> [Stated task]
Every line of the material below should be repeated exactly.

(Excerpts from a figure dataset)
START

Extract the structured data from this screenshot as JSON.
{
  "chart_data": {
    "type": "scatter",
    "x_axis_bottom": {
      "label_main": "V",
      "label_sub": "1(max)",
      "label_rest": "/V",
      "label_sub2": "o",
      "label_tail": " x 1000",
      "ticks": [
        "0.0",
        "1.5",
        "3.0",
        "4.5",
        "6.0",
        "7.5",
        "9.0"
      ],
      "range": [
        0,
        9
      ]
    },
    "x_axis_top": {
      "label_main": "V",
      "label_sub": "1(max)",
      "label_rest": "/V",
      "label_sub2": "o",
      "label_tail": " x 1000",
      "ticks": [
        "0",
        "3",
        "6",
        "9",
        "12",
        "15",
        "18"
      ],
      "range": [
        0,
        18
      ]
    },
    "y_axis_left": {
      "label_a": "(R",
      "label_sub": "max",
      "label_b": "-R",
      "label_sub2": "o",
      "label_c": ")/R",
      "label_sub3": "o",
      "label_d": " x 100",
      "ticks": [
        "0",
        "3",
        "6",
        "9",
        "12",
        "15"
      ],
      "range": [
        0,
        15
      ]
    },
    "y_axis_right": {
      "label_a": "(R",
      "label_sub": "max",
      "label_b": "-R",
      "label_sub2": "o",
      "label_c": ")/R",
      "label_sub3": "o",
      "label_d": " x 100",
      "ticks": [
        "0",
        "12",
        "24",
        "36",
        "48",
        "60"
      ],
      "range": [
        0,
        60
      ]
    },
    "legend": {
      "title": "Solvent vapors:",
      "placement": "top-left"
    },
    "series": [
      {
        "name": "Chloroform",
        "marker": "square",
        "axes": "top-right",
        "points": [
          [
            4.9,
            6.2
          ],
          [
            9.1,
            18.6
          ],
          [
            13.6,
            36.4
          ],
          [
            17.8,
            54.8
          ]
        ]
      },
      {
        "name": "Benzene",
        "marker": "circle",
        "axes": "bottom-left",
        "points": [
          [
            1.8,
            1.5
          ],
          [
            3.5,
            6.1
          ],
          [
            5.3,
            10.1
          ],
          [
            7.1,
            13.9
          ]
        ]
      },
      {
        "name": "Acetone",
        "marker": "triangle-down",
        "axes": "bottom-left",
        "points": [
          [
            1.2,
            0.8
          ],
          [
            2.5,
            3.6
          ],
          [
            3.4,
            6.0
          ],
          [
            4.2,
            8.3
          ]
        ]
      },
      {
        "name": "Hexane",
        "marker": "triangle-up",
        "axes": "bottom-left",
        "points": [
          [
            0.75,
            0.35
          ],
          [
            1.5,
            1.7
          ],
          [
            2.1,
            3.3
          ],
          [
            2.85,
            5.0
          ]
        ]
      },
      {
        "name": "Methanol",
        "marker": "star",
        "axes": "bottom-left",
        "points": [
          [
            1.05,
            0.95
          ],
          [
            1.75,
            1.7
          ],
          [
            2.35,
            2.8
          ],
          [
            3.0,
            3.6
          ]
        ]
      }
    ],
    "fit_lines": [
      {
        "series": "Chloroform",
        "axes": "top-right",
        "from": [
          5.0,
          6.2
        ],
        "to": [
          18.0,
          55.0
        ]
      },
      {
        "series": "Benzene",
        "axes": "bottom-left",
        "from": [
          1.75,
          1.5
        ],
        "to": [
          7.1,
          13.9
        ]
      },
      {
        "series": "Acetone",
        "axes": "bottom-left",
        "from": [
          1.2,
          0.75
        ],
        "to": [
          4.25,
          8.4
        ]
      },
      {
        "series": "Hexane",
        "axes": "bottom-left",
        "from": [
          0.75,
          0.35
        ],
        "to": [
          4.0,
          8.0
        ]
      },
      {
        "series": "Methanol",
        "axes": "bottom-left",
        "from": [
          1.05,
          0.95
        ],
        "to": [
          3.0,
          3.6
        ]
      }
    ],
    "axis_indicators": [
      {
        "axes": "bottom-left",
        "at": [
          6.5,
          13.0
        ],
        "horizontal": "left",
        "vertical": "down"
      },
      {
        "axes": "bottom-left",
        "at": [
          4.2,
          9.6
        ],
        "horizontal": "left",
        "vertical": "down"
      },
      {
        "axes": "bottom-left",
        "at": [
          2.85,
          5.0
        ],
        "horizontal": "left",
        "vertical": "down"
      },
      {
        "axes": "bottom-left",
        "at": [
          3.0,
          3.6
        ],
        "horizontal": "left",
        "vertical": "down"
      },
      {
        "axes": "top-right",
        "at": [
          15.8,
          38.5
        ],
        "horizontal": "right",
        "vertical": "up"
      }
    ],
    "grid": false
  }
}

END

> [Solved exercise]
Extract the structured data from this screenshot as JSON.
{
  "chart_data": {
    "type": "scatter",
    "x_axis_bottom": {
      "label_main": "V",
      "label_sub": "1(max)",
      "label_rest": "/V",
      "label_sub2": "o",
      "label_tail": " x 1000",
      "ticks": [
        "0.0",
        "1.5",
        "3.0",
        "4.5",
        "6.0",
        "7.5",
        "9.0"
      ],
      "range": [
        0,
        9
      ]
    },
    "x_axis_top": {
      "label_main": "V",
      "label_sub": "1(max)",
      "label_rest": "/V",
      "label_sub2": "o",
      "label_tail": " x 1000",
      "ticks": [
        "0",
        "3",
        "6",
        "9",
        "12",
        "15",
        "18"
      ],
      "range": [
        0,
        18
      ]
    },
    "y_axis_left": {
      "label_a": "(R",
      "label_sub": "max",
      "label_b": "-R",
      "label_sub2": "o",
      "label_c": ")/R",
      "label_sub3": "o",
      "label_d": " x 100",
      "ticks": [
        "0",
        "3",
        "6",
        "9",
        "12",
        "15"
      ],
      "range": [
        0,
        15
      ]
    },
    "y_axis_right": {
      "label_a": "(R",
      "label_sub": "max",
      "label_b": "-R",
      "label_sub2": "o",
      "label_c": ")/R",
      "label_sub3": "o",
      "label_d": " x 100",
      "ticks": [
        "0",
        "12",
        "24",
        "36",
        "48",
        "60"
      ],
      "range": [
        0,
        60
      ]
    },
    "legend": {
      "title": "Solvent vapors:",
      "placement": "top-left"
    },
    "series": [
      {
        "name": "Chloroform",
        "marker": "square",
        "axes": "top-right",
        "points": [
          [
            4.9,
            6.2
          ],
          [
            9.1,
            18.6
          ],
          [
            13.6,
            36.4
          ],
          [
            17.8,
            54.8
          ]
        ]
      },
      {
        "name": "Benzene",
        "marker": "circle",
        "axes": "bottom-left",
        "points": [
          [
            1.8,
            1.5
          ],
          [
            3.5,
            6.1
          ],
          [
            5.3,
            10.1
          ],
          [
            7.1,
            13.9
          ]
        ]
      },
      {
        "name": "Acetone",
        "marker": "triangle-down",
        "axes": "bottom-left",
        "points": [
          [
            1.2,
            0.8
          ],
          [
            2.5,
            3.6
          ],
          [
            3.4,
            6.0
          ],
          [
            4.2,
            8.3
          ]
        ]
      },
      {
        "name": "Hexane",
        "marker": "triangle-up",
        "axes": "bottom-left",
        "points": [
          [
            0.75,
            0.35
          ],
          [
            1.5,
            1.7
          ],
          [
            2.1,
            3.3
          ],
          [
            2.85,
            5.0
          ]
        ]
      },
      {
        "name": "Methanol",
        "marker": "star",
        "axes": "bottom-left",
        "points": [
          [
            1.05,
            0.95
          ],
          [
            1.75,
            1.7
          ],
          [
            2.35,
            2.8
          ],
          [
            3.0,
            3.6
          ]
        ]
      }
    ],
    "fit_lines": [
      {
        "series": "Chloroform",
        "axes": "top-right",
        "from": [
          5.0,
          6.2
        ],
        "to": [
          18.0,
          55.0
        ]
      },
      {
        "series": "Benzene",
        "axes": "bottom-left",
        "from": [
          1.75,
          1.5
        ],
        "to": [
          7.1,
          13.9
        ]
      },
      {
        "series": "Acetone",
        "axes": "bottom-left",
        "from": [
          1.2,
          0.75
        ],
        "to": [
          4.25,
          8.4
        ]
      },
      {
        "series": "Hexane",
        "axes": "bottom-left",
        "from": [
          0.75,
          0.35
        ],
        "to": [
          4.0,
          8.0
        ]
      },
      {
        "series": "Methanol",
        "axes": "bottom-left",
        "from": [
          1.05,
          0.95
        ],
        "to": [
          3.0,
          3.6
        ]
      }
    ],
    "axis_indicators": [
      {
        "axes": "bottom-left",
        "at": [
          6.5,
          13.0
        ],
        "horizontal": "left",
        "vertical": "down"
      },
      {
        "axes": "bottom-left",
        "at": [
          4.2,
          9.6
        ],
        "horizontal": "left",
        "vertical": "down"
      },
      {
        "axes": "bottom-left",
        "at": [
          2.85,
          5.0
        ],
        "horizontal": "left",
        "vertical": "down"
      },
      {
        "axes": "bottom-left",
        "at": [
          3.0,
          3.6
        ],
        "horizontal": "left",
        "vertical": "down"
      },
      {
        "axes": "top-right",
        "at": [
          15.8,
          38.5
        ],
        "horizontal": "right",
        "vertical": "up"
      }
    ],
    "grid": false
  }
}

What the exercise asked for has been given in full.